— BEGIN Dataset rows —

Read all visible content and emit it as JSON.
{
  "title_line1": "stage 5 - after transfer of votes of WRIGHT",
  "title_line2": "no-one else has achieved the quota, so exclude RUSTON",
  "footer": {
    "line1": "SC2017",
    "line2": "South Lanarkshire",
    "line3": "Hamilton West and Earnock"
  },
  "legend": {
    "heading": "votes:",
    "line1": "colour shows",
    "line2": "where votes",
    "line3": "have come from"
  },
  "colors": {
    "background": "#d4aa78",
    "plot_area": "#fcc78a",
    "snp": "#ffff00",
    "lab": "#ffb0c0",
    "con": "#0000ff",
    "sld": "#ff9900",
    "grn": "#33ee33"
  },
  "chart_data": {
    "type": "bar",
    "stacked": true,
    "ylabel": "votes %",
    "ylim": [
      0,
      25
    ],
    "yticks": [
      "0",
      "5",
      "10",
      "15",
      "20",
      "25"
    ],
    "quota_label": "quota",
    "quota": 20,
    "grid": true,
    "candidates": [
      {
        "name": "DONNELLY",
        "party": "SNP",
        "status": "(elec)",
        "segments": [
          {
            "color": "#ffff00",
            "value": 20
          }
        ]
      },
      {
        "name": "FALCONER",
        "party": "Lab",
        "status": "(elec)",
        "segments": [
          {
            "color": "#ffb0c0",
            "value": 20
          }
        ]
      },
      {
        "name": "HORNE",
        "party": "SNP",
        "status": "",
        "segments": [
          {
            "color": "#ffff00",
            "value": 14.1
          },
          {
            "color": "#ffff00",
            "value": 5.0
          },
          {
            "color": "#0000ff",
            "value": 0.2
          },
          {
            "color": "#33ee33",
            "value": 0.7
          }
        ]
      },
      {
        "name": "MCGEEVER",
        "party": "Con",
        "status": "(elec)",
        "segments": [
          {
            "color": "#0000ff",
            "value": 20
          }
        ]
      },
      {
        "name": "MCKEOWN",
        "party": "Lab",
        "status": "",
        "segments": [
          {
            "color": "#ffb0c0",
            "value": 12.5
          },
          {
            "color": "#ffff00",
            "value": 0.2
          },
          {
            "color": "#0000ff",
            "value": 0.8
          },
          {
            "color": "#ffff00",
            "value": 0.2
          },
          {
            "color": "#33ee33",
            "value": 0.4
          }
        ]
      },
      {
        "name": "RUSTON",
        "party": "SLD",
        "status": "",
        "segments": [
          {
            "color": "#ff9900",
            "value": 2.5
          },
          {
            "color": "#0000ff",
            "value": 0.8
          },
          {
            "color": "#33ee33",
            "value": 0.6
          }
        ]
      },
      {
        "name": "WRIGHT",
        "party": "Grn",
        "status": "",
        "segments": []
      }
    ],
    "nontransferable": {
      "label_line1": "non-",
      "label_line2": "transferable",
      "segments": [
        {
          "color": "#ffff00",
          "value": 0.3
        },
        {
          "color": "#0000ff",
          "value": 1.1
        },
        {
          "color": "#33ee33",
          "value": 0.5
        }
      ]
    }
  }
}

— END Dataset rows —

• **Your goal**:
Among the entries above, identify all lines with "WRIGHT" and copy them.

• **Exercise solution**:
  "title_line1": "stage 5 - after transfer of votes of WRIGHT",
        "name": "WRIGHT",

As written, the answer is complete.